(Raw records)
>> start

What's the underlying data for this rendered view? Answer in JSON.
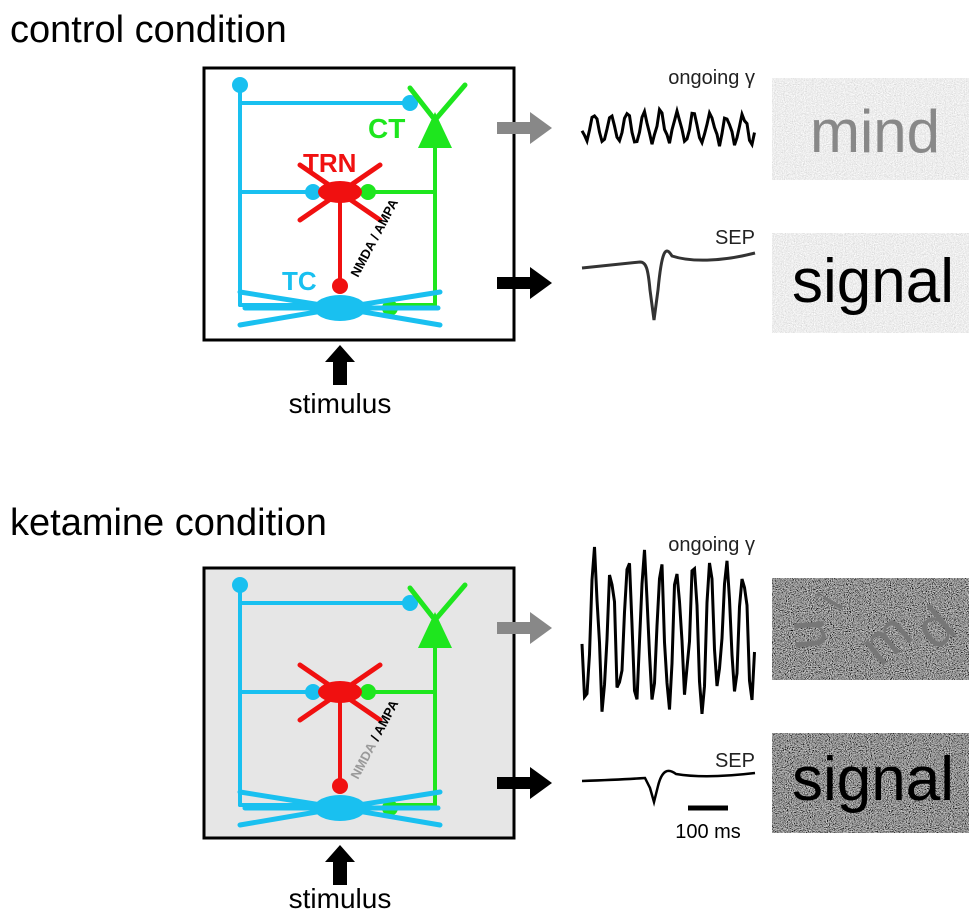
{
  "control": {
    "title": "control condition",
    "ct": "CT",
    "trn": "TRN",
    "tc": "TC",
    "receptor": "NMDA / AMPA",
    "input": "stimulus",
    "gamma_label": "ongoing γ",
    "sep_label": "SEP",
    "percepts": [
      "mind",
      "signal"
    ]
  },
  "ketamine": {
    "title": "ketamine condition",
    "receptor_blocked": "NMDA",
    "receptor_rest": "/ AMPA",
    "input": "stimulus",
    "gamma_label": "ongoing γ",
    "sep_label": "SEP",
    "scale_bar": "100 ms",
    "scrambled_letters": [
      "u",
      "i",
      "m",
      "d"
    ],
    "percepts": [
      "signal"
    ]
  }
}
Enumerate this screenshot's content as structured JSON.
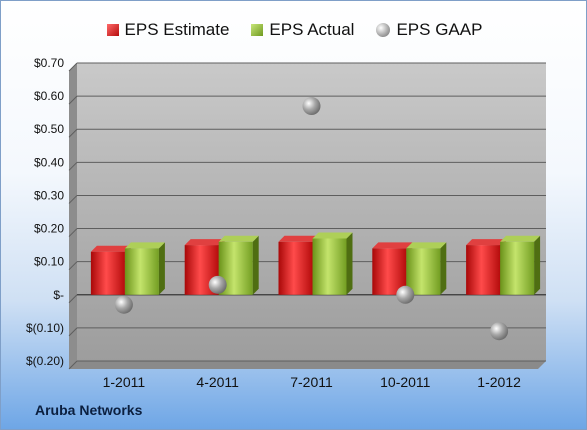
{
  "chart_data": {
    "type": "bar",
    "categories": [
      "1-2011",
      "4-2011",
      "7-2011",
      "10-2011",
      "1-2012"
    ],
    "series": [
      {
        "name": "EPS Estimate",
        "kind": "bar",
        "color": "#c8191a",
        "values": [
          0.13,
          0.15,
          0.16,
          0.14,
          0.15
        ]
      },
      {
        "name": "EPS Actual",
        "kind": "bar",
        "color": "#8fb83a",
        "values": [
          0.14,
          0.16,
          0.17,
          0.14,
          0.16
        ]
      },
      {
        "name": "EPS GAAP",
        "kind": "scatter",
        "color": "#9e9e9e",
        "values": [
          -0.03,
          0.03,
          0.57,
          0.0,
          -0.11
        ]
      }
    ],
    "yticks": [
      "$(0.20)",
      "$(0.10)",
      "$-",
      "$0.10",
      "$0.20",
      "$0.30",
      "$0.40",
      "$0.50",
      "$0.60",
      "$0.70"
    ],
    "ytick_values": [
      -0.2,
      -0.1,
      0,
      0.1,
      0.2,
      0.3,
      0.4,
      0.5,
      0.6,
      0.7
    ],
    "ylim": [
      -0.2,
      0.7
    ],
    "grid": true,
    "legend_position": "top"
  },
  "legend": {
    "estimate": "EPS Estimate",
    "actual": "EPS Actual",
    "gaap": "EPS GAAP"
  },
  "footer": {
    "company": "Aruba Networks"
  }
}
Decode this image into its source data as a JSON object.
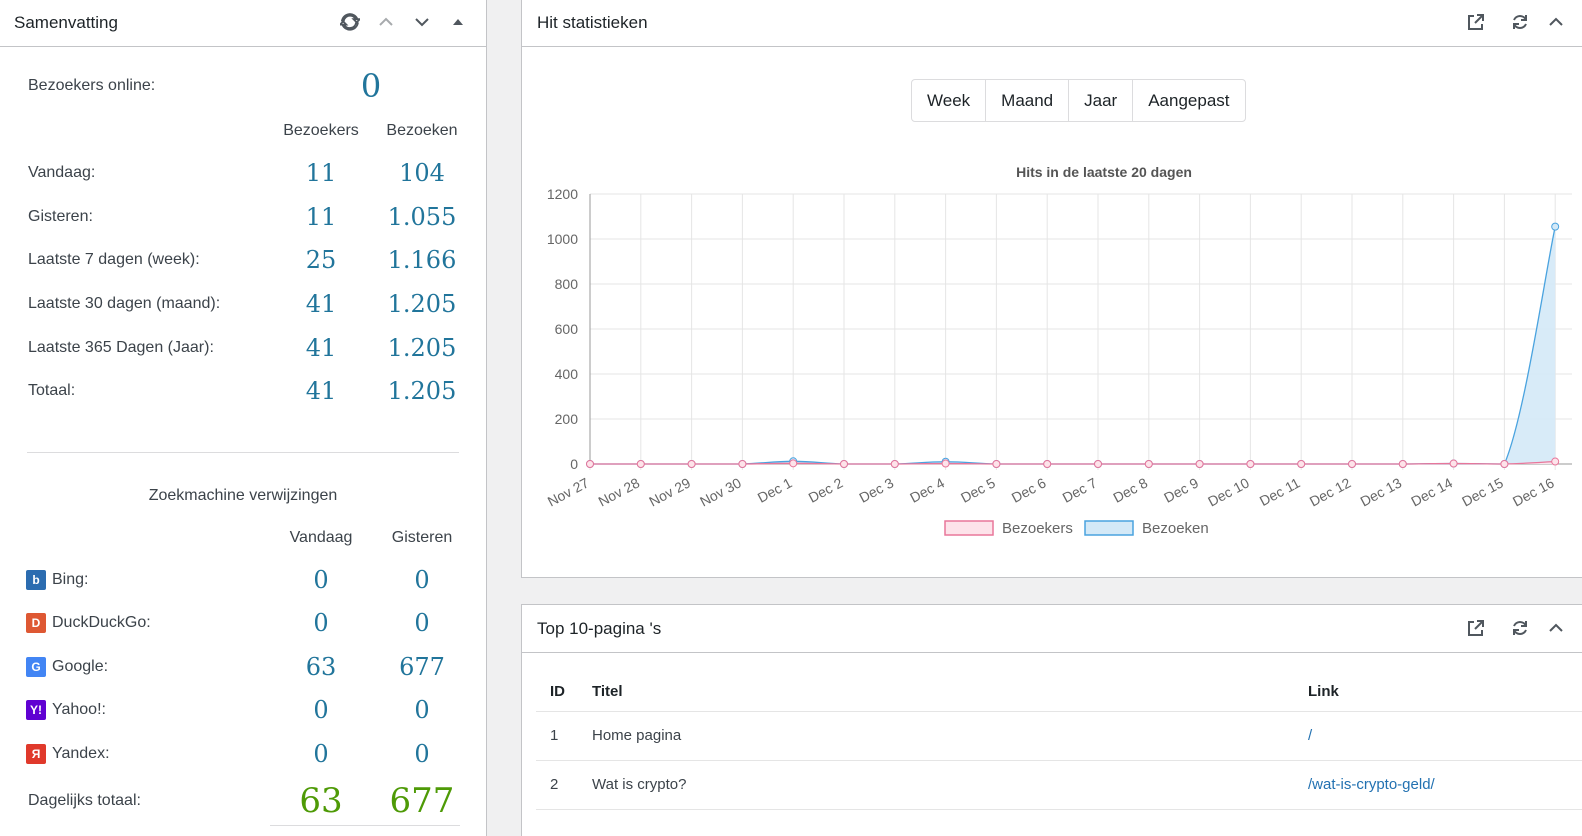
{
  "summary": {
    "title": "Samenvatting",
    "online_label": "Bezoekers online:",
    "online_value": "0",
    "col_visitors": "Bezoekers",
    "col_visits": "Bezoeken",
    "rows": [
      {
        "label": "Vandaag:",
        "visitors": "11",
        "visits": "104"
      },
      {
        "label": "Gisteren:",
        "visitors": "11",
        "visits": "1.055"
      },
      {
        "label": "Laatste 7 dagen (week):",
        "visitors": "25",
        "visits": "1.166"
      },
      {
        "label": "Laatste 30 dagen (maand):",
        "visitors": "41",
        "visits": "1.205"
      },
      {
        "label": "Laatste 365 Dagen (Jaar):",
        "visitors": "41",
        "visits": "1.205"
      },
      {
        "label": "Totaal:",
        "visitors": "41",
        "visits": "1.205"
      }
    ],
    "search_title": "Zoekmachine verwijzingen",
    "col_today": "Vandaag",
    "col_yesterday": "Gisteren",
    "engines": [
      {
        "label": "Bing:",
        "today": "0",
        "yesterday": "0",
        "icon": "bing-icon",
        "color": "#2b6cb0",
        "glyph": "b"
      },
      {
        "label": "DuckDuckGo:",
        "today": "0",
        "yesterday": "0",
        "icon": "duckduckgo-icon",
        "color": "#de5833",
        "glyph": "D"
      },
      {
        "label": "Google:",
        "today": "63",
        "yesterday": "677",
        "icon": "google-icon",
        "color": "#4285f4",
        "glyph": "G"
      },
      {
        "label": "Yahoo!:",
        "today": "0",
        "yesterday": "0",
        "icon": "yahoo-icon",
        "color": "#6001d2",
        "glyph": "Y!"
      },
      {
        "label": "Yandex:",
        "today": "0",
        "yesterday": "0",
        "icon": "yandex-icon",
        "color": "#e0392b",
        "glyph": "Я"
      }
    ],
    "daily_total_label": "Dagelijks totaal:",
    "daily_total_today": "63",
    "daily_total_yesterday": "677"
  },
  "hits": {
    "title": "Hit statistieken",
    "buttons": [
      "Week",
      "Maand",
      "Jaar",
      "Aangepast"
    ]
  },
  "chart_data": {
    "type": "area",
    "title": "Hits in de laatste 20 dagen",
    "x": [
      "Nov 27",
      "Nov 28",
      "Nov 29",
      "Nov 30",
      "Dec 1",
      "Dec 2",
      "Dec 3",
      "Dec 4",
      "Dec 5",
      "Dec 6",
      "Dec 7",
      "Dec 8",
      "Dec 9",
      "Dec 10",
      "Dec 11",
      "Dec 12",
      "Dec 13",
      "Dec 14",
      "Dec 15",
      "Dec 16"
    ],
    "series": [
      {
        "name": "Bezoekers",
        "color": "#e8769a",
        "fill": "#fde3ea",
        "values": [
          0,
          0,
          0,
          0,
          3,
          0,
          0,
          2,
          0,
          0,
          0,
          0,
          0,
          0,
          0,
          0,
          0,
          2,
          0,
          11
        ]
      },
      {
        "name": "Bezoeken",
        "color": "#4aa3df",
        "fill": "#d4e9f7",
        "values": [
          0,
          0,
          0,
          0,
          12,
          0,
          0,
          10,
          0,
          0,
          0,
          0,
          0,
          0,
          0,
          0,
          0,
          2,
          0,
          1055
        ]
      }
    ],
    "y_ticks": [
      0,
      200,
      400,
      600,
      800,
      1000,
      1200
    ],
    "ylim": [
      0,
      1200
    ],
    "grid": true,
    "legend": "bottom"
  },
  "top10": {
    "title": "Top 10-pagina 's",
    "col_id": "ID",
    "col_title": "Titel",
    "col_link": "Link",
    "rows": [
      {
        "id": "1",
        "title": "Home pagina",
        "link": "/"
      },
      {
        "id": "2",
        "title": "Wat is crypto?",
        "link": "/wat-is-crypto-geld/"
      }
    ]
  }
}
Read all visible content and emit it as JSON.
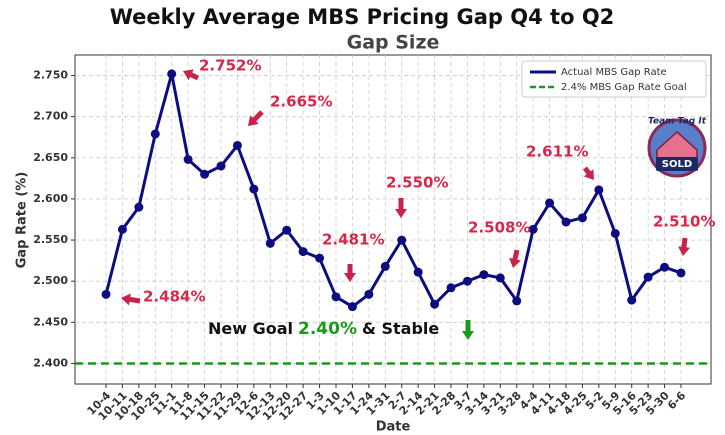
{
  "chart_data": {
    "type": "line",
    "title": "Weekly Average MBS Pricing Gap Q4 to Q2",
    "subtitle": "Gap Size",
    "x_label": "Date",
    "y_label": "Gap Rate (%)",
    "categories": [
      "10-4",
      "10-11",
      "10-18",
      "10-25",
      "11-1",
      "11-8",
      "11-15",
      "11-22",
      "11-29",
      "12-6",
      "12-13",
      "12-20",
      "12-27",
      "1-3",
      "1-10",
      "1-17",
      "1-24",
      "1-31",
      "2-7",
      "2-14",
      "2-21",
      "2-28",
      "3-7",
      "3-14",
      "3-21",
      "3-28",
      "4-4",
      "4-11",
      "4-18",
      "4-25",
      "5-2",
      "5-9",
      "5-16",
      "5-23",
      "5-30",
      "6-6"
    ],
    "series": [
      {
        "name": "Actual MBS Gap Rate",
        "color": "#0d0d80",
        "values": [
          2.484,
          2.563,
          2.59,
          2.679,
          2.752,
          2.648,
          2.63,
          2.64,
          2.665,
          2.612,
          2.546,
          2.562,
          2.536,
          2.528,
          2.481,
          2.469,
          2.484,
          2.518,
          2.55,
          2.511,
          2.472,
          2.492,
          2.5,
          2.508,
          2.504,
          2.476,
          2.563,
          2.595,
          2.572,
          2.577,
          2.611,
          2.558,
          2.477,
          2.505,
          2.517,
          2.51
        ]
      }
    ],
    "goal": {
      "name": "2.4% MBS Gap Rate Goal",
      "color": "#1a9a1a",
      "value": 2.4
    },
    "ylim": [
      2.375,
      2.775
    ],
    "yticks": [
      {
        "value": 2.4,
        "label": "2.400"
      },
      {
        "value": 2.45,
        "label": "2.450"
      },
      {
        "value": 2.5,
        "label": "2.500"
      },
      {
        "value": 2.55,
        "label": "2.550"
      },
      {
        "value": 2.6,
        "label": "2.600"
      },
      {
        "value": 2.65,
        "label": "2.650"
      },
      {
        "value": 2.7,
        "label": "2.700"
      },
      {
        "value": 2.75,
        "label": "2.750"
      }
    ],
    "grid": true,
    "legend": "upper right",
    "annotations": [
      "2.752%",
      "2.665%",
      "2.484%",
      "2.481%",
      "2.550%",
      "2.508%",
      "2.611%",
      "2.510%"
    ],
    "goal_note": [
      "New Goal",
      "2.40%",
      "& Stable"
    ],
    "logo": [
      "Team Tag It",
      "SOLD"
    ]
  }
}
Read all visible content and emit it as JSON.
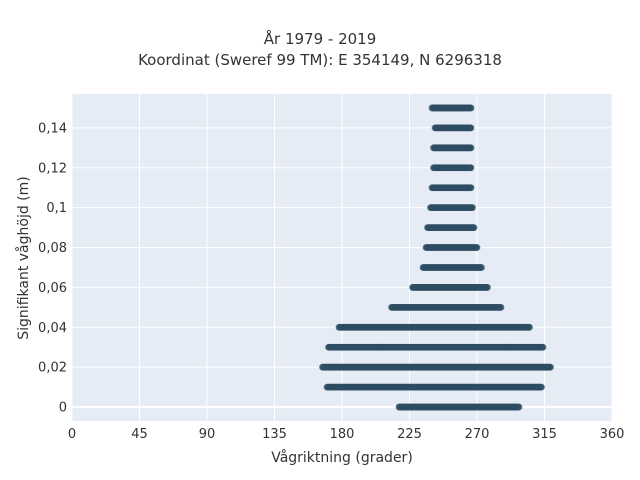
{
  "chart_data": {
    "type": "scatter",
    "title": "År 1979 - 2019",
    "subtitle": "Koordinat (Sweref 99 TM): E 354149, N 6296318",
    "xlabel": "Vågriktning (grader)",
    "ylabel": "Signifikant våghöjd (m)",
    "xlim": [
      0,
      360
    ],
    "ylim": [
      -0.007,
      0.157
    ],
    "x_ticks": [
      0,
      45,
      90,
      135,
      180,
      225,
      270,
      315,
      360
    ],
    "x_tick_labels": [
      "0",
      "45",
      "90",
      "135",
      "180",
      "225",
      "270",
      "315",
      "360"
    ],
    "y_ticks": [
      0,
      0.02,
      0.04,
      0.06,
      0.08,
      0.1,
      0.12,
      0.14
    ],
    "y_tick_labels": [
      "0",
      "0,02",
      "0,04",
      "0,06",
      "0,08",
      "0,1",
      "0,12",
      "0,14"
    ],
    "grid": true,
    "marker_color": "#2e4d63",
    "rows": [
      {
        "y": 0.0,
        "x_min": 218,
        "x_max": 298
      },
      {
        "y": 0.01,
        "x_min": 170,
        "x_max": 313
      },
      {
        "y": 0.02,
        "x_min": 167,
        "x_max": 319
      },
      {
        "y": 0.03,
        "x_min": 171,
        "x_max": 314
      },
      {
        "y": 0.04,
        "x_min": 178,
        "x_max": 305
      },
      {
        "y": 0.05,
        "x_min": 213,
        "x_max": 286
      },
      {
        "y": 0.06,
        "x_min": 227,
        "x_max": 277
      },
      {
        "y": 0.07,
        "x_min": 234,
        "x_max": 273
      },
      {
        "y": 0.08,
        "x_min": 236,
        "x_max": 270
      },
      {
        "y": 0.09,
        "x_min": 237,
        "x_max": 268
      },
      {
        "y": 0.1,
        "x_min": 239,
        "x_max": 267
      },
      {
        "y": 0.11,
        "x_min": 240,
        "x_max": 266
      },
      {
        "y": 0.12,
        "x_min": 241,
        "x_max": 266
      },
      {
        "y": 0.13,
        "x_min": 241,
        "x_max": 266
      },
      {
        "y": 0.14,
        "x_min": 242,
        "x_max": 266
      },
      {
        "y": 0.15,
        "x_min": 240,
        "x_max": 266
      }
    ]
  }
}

>> end

Take each line containing the string "type" and copy it out.

• **Answer to this problem**
    "type": "bar",
    "type": "area",
    "type": "line",
    "type": "scatter",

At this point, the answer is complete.